DIRECTIONS: Each line containing the word "with" needs to be copied.

--- START OF RECORDED DATA ---

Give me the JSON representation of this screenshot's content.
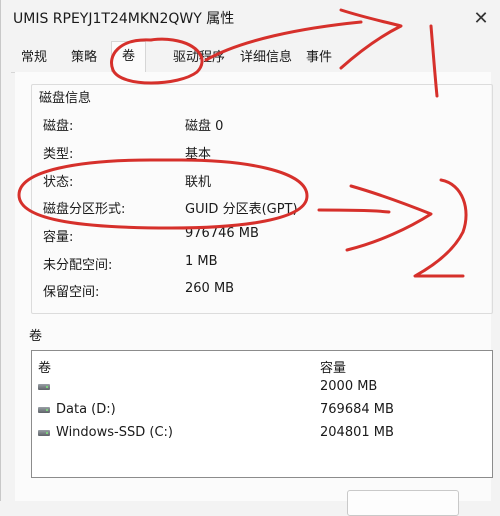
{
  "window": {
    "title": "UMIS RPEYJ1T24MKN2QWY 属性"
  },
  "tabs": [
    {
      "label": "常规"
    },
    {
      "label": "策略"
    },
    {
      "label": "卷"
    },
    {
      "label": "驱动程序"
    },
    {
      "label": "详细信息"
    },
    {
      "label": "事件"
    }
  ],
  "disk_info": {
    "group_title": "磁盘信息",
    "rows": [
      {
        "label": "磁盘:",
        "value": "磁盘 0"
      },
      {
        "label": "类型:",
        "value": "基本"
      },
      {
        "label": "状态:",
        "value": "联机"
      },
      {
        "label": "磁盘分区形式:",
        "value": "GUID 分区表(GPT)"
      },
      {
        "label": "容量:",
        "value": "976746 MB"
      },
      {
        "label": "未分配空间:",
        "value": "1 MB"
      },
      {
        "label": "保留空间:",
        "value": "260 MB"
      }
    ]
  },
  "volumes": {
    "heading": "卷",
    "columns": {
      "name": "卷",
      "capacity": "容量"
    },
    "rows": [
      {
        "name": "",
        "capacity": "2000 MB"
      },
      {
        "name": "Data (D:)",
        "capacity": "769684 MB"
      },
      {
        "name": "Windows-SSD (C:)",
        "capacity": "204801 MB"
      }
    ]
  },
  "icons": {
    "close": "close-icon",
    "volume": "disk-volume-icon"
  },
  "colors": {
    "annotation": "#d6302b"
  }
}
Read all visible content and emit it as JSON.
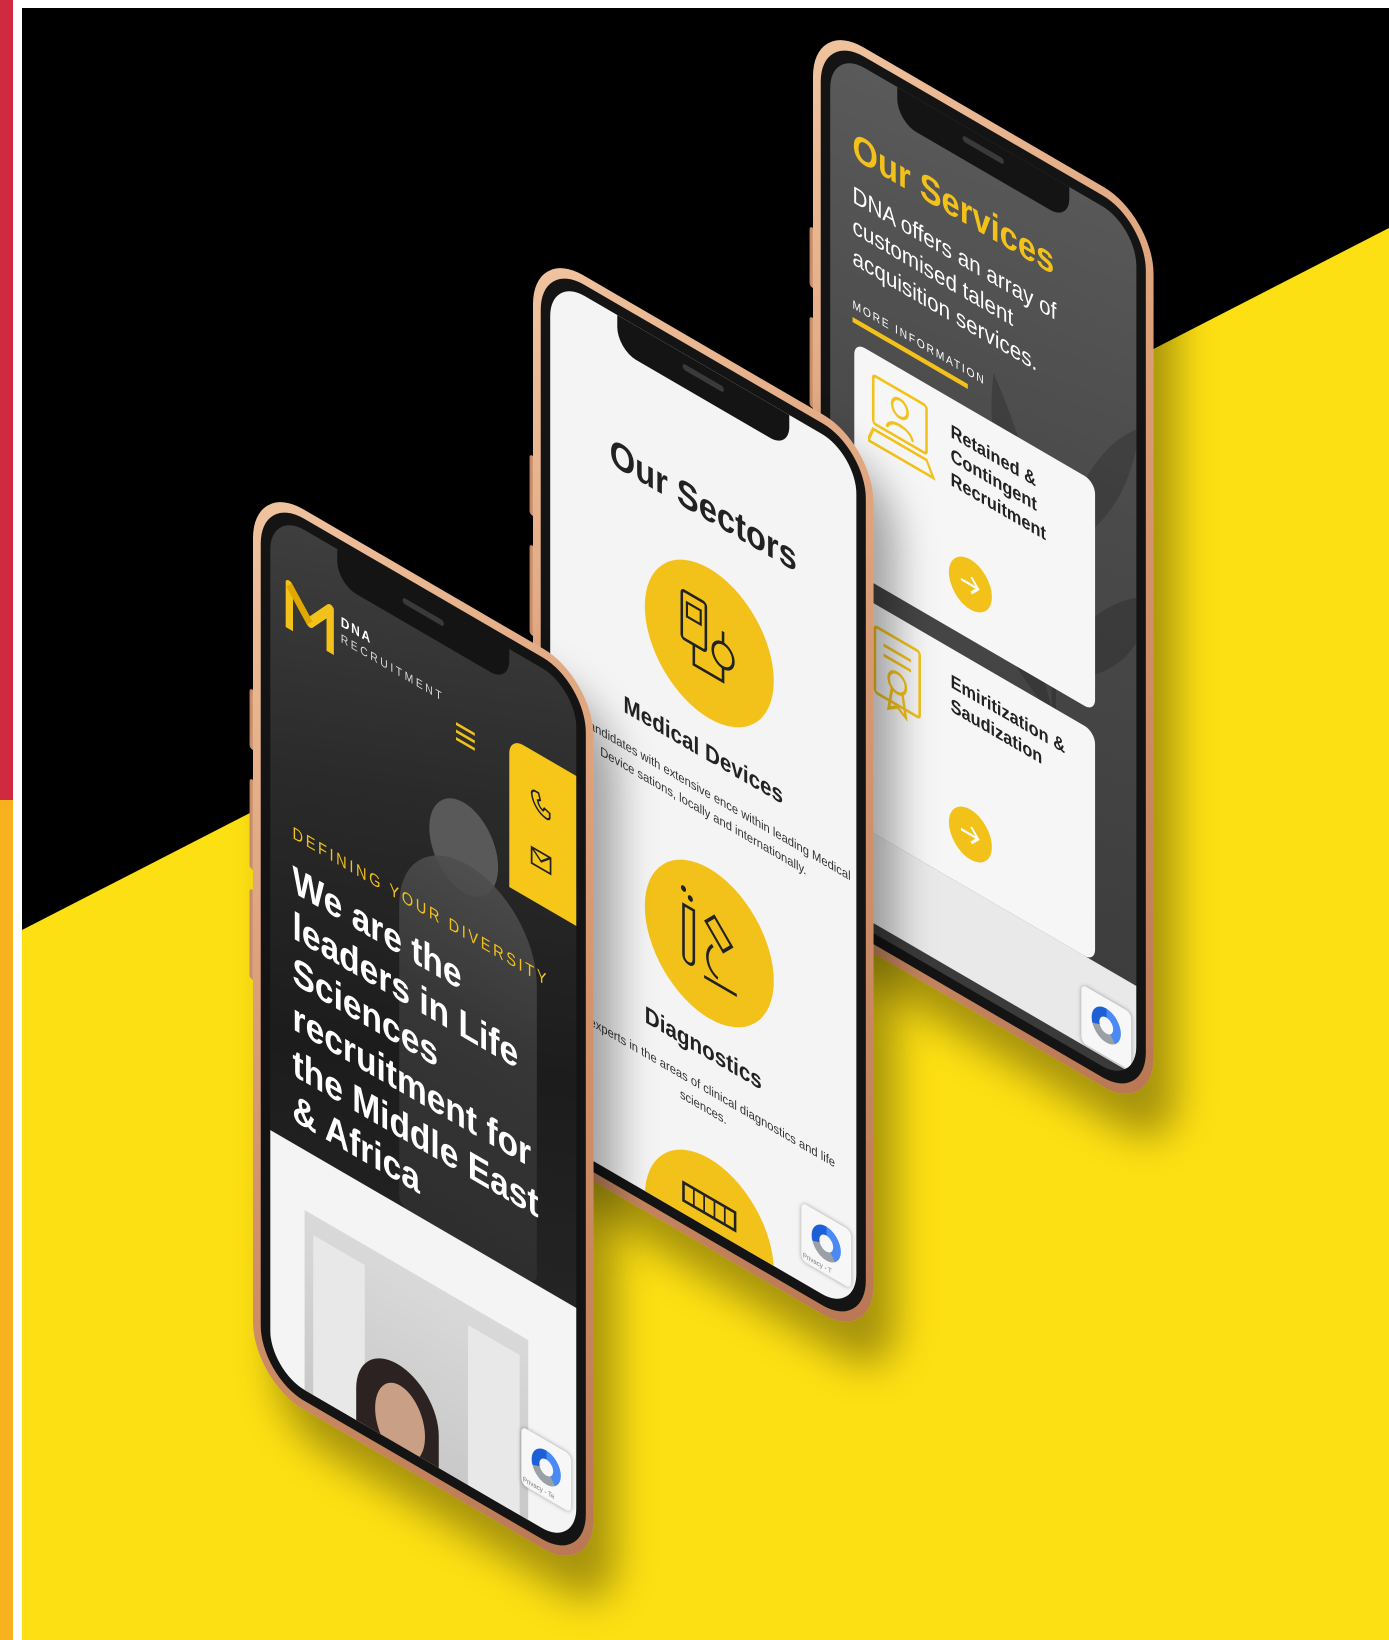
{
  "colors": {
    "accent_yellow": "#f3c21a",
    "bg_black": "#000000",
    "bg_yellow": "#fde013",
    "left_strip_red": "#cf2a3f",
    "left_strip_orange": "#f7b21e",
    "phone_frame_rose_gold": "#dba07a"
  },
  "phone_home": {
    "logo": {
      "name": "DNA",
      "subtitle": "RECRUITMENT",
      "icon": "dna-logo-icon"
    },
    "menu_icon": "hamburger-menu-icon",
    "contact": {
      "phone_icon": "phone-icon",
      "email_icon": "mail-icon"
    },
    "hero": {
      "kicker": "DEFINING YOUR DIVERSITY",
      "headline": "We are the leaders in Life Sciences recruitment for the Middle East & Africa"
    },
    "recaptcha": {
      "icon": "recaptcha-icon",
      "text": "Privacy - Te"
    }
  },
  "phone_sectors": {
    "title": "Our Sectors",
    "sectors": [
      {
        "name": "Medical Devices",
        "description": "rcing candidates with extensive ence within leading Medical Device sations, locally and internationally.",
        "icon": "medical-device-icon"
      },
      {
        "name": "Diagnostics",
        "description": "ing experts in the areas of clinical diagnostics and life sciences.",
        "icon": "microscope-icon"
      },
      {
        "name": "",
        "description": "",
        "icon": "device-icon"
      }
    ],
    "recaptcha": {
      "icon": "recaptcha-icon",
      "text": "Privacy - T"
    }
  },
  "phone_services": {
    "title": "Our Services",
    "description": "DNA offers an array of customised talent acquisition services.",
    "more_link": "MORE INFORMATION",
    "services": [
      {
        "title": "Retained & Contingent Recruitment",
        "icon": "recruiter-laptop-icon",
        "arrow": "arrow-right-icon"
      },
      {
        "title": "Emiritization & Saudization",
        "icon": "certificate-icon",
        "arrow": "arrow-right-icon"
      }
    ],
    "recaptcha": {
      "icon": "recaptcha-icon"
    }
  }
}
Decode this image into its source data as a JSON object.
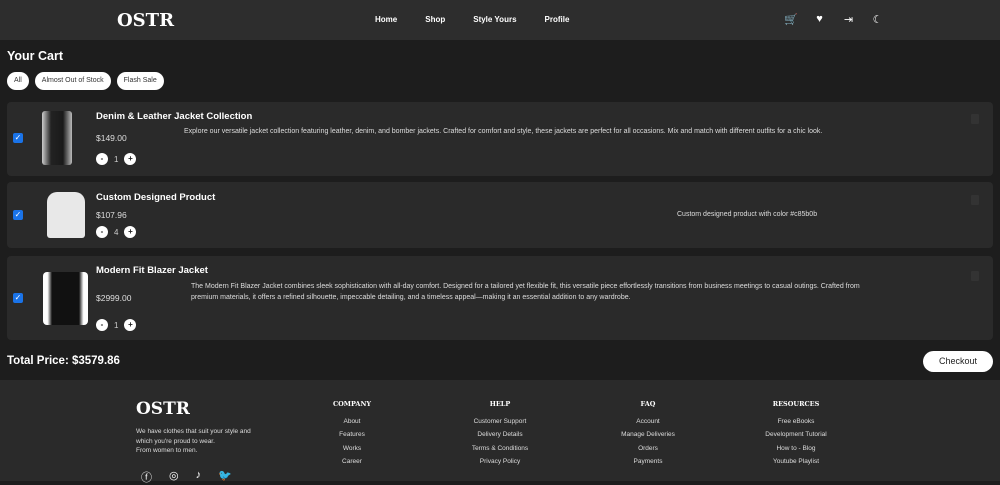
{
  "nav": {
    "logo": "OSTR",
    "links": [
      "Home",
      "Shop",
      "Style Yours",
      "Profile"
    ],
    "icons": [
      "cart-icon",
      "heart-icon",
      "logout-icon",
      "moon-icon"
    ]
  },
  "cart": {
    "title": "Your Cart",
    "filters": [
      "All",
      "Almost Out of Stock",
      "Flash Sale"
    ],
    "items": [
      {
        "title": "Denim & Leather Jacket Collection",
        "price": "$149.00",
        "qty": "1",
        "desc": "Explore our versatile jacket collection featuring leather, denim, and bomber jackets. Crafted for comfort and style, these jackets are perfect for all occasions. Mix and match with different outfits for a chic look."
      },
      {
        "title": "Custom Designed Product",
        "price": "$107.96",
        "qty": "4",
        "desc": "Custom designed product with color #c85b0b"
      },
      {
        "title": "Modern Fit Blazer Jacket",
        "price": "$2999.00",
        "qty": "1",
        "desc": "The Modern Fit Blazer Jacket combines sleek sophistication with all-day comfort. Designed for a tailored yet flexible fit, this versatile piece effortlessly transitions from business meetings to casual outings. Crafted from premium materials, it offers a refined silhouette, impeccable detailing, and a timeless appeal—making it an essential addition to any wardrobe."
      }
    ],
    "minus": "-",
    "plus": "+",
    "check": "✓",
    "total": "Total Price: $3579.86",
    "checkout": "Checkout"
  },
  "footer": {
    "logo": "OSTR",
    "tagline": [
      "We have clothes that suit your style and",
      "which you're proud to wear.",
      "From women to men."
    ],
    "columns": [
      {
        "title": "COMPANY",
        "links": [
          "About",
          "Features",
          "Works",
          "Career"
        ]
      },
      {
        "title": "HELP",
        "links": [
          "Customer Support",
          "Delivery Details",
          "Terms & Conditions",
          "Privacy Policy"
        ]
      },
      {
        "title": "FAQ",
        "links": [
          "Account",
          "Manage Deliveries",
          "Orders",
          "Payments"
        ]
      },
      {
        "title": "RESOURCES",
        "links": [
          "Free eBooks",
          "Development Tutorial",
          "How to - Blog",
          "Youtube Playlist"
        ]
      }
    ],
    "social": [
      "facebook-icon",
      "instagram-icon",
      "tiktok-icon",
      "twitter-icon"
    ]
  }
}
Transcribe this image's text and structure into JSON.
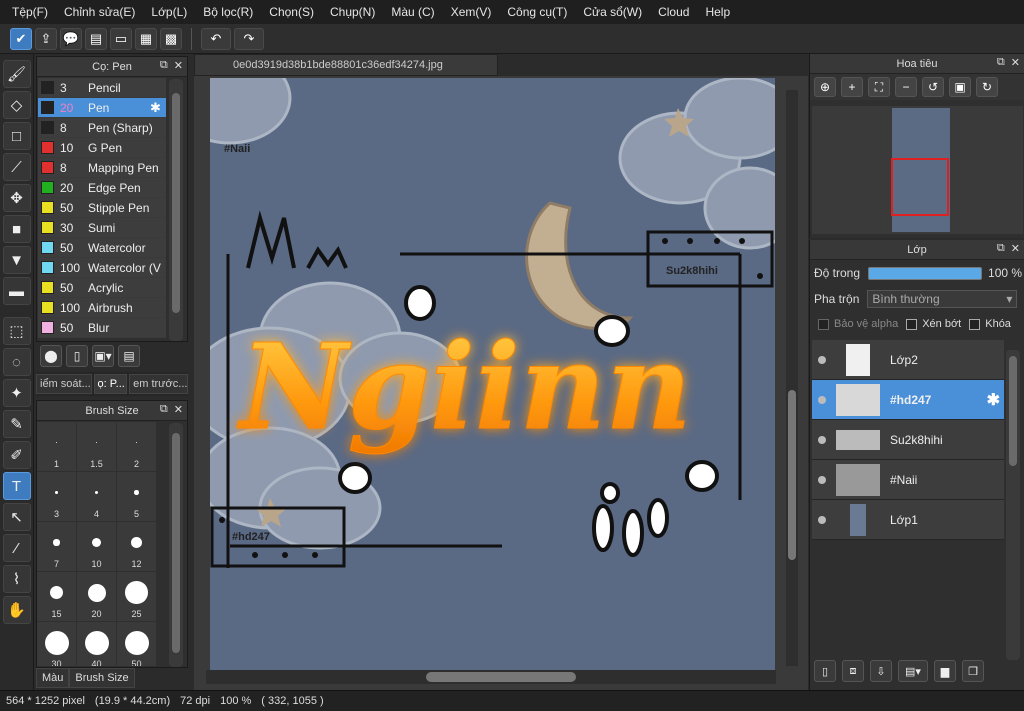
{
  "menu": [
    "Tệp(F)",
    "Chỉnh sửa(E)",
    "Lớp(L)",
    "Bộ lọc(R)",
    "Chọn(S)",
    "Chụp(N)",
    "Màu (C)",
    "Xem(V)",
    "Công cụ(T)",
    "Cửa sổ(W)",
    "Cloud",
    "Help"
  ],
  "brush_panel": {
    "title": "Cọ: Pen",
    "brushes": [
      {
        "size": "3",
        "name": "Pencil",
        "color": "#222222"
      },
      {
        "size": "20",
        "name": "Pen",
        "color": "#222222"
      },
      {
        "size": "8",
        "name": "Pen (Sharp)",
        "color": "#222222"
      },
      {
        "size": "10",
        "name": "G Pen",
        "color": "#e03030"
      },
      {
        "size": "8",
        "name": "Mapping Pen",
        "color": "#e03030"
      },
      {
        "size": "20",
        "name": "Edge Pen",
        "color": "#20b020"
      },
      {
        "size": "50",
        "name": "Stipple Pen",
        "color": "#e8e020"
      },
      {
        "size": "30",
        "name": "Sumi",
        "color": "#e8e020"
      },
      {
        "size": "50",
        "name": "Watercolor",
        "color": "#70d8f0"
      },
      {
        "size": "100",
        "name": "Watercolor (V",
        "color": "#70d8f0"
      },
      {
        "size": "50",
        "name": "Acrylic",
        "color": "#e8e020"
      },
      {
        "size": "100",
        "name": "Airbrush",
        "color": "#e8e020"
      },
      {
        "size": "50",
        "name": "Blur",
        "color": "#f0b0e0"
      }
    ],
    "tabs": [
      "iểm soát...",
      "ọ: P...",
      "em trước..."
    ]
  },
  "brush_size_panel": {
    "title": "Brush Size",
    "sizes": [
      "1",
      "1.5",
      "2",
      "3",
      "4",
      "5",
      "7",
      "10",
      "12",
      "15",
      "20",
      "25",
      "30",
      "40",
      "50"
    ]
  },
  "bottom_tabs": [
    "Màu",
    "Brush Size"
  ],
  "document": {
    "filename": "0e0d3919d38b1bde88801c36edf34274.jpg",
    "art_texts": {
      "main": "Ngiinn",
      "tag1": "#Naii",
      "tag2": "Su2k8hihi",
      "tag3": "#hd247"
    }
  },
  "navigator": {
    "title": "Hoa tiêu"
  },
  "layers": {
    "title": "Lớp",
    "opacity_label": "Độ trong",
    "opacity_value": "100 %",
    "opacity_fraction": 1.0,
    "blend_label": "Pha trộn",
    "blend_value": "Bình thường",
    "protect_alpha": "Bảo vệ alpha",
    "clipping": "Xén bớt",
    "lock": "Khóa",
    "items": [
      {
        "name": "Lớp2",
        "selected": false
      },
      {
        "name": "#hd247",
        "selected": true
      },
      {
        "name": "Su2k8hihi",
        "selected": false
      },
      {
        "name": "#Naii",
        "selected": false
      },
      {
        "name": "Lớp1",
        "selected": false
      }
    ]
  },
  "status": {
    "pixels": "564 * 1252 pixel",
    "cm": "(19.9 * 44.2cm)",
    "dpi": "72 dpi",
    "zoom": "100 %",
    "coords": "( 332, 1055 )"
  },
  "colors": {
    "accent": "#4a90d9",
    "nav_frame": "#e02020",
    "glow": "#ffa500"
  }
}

--- END OF RECORDED DATA ---

EXERCISE SOLUTION:
        "description": "rcing candidates with extensive ence within leading Medical Device sations, locally and internationally.",
        "desc": "Explore our versatile jacket collection featuring leather, denim, and bomber jackets. Crafted for comfort and style, these jackets are perfect for all occasions. Mix and match with different outfits for a chic look."
        "desc": "Custom designed product with color #c85b0b"
        "desc": "The Modern Fit Blazer Jacket combines sleek sophistication with all-day comfort. Designed for a tailored yet flexible fit, this versatile piece effortlessly transitions from business meetings to casual outings. Crafted from premium materials, it offers a refined silhouette, impeccable detailing, and a timeless appeal—making it an essential addition to any wardrobe."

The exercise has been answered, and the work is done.